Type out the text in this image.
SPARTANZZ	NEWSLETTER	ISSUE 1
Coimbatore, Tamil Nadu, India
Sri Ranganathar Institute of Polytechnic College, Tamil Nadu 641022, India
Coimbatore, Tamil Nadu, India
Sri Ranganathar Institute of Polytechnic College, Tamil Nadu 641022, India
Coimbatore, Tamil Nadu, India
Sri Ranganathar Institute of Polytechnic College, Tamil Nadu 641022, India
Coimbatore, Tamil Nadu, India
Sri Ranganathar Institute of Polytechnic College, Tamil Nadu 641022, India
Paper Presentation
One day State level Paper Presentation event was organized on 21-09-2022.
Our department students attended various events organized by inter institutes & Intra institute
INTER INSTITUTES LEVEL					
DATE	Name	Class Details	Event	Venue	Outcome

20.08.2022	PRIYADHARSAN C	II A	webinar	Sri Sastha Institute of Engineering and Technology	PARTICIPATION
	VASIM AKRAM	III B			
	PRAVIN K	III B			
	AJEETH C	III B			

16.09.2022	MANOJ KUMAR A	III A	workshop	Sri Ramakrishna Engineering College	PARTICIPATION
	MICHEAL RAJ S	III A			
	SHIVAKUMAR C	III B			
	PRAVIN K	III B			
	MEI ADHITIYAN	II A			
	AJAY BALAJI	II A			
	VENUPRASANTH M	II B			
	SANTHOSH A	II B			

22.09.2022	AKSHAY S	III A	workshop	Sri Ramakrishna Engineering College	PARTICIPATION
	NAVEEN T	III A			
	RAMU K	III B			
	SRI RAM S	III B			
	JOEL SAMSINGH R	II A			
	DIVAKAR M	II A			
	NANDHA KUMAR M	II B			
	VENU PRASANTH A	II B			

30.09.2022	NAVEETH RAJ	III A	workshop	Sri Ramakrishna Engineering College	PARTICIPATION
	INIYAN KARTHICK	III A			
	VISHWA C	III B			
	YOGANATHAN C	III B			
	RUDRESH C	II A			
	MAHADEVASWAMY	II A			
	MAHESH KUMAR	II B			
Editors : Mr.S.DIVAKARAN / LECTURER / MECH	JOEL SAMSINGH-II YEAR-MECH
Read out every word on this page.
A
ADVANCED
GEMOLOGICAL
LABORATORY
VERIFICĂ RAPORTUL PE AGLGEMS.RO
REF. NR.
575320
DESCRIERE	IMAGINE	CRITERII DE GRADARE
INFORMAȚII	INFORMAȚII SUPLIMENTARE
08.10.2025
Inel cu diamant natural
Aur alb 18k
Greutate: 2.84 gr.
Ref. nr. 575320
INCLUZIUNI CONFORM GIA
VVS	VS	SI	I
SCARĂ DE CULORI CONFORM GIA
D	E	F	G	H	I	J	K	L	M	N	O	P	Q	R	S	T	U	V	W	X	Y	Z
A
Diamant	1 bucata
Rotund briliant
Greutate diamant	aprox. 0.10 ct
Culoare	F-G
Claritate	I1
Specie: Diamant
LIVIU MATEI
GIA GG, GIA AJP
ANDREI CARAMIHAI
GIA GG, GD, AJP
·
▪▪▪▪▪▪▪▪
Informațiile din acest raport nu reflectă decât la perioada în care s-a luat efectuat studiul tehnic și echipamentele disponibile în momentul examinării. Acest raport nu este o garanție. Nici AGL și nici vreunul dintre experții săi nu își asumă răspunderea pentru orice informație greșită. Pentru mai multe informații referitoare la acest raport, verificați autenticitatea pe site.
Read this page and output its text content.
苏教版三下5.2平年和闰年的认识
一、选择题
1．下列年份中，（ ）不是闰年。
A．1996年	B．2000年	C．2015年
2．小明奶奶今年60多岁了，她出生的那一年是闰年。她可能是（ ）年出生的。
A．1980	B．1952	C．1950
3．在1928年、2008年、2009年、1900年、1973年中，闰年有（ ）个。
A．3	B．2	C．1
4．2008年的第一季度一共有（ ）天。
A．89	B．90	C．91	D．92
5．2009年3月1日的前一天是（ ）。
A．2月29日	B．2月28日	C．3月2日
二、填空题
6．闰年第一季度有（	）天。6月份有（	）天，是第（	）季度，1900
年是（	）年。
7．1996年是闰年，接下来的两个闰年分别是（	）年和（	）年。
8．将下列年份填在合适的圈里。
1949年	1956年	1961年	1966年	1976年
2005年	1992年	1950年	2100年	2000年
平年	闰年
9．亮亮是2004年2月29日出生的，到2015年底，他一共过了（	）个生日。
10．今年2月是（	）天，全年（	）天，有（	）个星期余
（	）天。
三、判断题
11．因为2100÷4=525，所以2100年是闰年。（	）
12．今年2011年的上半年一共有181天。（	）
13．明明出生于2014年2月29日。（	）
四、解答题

- What is required: Return the listing above in full, character for character.

- Result:
Type out the text in this image.
SPARTANZZ	NEWSLETTER	ISSUE 1
Coimbatore, Tamil Nadu, India
Sri Ranganathar Institute of Polytechnic College, Tamil Nadu 641022, India
Coimbatore, Tamil Nadu, India
Sri Ranganathar Institute of Polytechnic College, Tamil Nadu 641022, India
Coimbatore, Tamil Nadu, India
Sri Ranganathar Institute of Polytechnic College, Tamil Nadu 641022, India
Coimbatore, Tamil Nadu, India
Sri Ranganathar Institute of Polytechnic College, Tamil Nadu 641022, India
Paper Presentation
One day State level Paper Presentation event was organized on 21-09-2022.
Our department students attended various events organized by inter institutes & Intra institute
INTER INSTITUTES LEVEL					
DATE	Name	Class Details	Event	Venue	Outcome

20.08.2022	PRIYADHARSAN C	II A	webinar	Sri Sastha Institute of Engineering and Technology	PARTICIPATION
	VASIM AKRAM	III B			
	PRAVIN K	III B			
	AJEETH C	III B			

16.09.2022	MANOJ KUMAR A	III A	workshop	Sri Ramakrishna Engineering College	PARTICIPATION
	MICHEAL RAJ S	III A			
	SHIVAKUMAR C	III B			
	PRAVIN K	III B			
	MEI ADHITIYAN	II A			
	AJAY BALAJI	II A			
	VENUPRASANTH M	II B			
	SANTHOSH A	II B			

22.09.2022	AKSHAY S	III A	workshop	Sri Ramakrishna Engineering College	PARTICIPATION
	NAVEEN T	III A			
	RAMU K	III B			
	SRI RAM S	III B			
	JOEL SAMSINGH R	II A			
	DIVAKAR M	II A			
	NANDHA KUMAR M	II B			
	VENU PRASANTH A	II B			

30.09.2022	NAVEETH RAJ	III A	workshop	Sri Ramakrishna Engineering College	PARTICIPATION
	INIYAN KARTHICK	III A			
	VISHWA C	III B			
	YOGANATHAN C	III B			
	RUDRESH C	II A			
	MAHADEVASWAMY	II A			
	MAHESH KUMAR	II B			
Editors : Mr.S.DIVAKARAN / LECTURER / MECH	JOEL SAMSINGH-II YEAR-MECH
Read out every word on this page.
A
ADVANCED
GEMOLOGICAL
LABORATORY
VERIFICĂ RAPORTUL PE AGLGEMS.RO
REF. NR.
575320
DESCRIERE	IMAGINE	CRITERII DE GRADARE
INFORMAȚII	INFORMAȚII SUPLIMENTARE
08.10.2025
Inel cu diamant natural
Aur alb 18k
Greutate: 2.84 gr.
Ref. nr. 575320
INCLUZIUNI CONFORM GIA
VVS	VS	SI	I
SCARĂ DE CULORI CONFORM GIA
D	E	F	G	H	I	J	K	L	M	N	O	P	Q	R	S	T	U	V	W	X	Y	Z
A
Diamant	1 bucata
Rotund briliant
Greutate diamant	aprox. 0.10 ct
Culoare	F-G
Claritate	I1
Specie: Diamant
LIVIU MATEI
GIA GG, GIA AJP
ANDREI CARAMIHAI
GIA GG, GD, AJP
·
▪▪▪▪▪▪▪▪
Informațiile din acest raport nu reflectă decât la perioada în care s-a luat efectuat studiul tehnic și echipamentele disponibile în momentul examinării. Acest raport nu este o garanție. Nici AGL și nici vreunul dintre experții săi nu își asumă răspunderea pentru orice informație greșită. Pentru mai multe informații referitoare la acest raport, verificați autenticitatea pe site.
Read this page and output its text content.
苏教版三下5.2平年和闰年的认识
一、选择题
1．下列年份中，（ ）不是闰年。
A．1996年	B．2000年	C．2015年
2．小明奶奶今年60多岁了，她出生的那一年是闰年。她可能是（ ）年出生的。
A．1980	B．1952	C．1950
3．在1928年、2008年、2009年、1900年、1973年中，闰年有（ ）个。
A．3	B．2	C．1
4．2008年的第一季度一共有（ ）天。
A．89	B．90	C．91	D．92
5．2009年3月1日的前一天是（ ）。
A．2月29日	B．2月28日	C．3月2日
二、填空题
6．闰年第一季度有（	）天。6月份有（	）天，是第（	）季度，1900
年是（	）年。
7．1996年是闰年，接下来的两个闰年分别是（	）年和（	）年。
8．将下列年份填在合适的圈里。
1949年	1956年	1961年	1966年	1976年
2005年	1992年	1950年	2100年	2000年
平年	闰年
9．亮亮是2004年2月29日出生的，到2015年底，他一共过了（	）个生日。
10．今年2月是（	）天，全年（	）天，有（	）个星期余
（	）天。
三、判断题
11．因为2100÷4=525，所以2100年是闰年。（	）
12．今年2011年的上半年一共有181天。（	）
13．明明出生于2014年2月29日。（	）
四、解答题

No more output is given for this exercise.